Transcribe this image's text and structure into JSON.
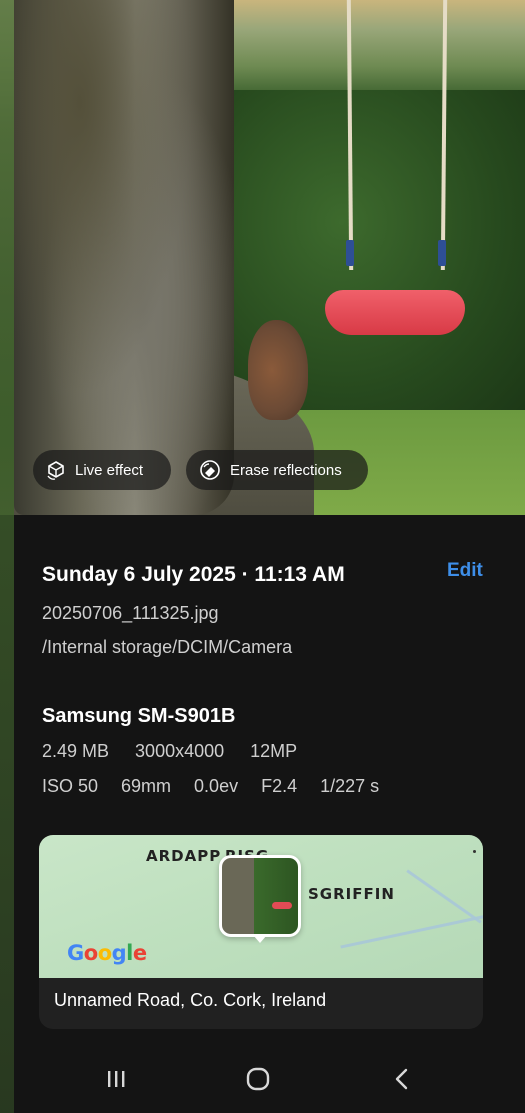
{
  "photo": {
    "chips": [
      {
        "label": "Live effect",
        "icon": "live-effect-icon"
      },
      {
        "label": "Erase reflections",
        "icon": "erase-reflections-icon"
      }
    ]
  },
  "details": {
    "datetime": "Sunday 6 July 2025 · 11:13 AM",
    "edit_label": "Edit",
    "filename": "20250706_111325.jpg",
    "path": "/Internal storage/DCIM/Camera",
    "device": "Samsung SM-S901B",
    "size": "2.49 MB",
    "resolution": "3000x4000",
    "megapixels": "12MP",
    "iso": "ISO 50",
    "focal_length": "69mm",
    "exposure": "0.0ev",
    "aperture": "F2.4",
    "shutter": "1/227 s"
  },
  "map": {
    "label_1": "ARDAPP",
    "label_1b": "RISG",
    "label_2": "SGRIFFIN",
    "provider": "Google",
    "address": "Unnamed Road, Co. Cork, Ireland"
  },
  "navbar": {
    "icons": [
      "recents-icon",
      "home-icon",
      "back-icon"
    ]
  },
  "colors": {
    "accent": "#3e8ee8",
    "background": "#141414"
  }
}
+-------+
(TASK TO COMPLETE) The data above should be repeated exactly, minus any pictures.

(TASK SOLUTION)
Transcribe this image's text and structure into JSON.
{
  "photo": {
    "chips": [
      {
        "label": "Live effect",
        "icon": "live-effect-icon"
      },
      {
        "label": "Erase reflections",
        "icon": "erase-reflections-icon"
      }
    ]
  },
  "details": {
    "datetime": "Sunday 6 July 2025 · 11:13 AM",
    "edit_label": "Edit",
    "filename": "20250706_111325.jpg",
    "path": "/Internal storage/DCIM/Camera",
    "device": "Samsung SM-S901B",
    "size": "2.49 MB",
    "resolution": "3000x4000",
    "megapixels": "12MP",
    "iso": "ISO 50",
    "focal_length": "69mm",
    "exposure": "0.0ev",
    "aperture": "F2.4",
    "shutter": "1/227 s"
  },
  "map": {
    "label_1": "ARDAPP",
    "label_1b": "RISG",
    "label_2": "SGRIFFIN",
    "provider": "Google",
    "address": "Unnamed Road, Co. Cork, Ireland"
  },
  "navbar": {
    "icons": [
      "recents-icon",
      "home-icon",
      "back-icon"
    ]
  },
  "colors": {
    "accent": "#3e8ee8",
    "background": "#141414"
  }
}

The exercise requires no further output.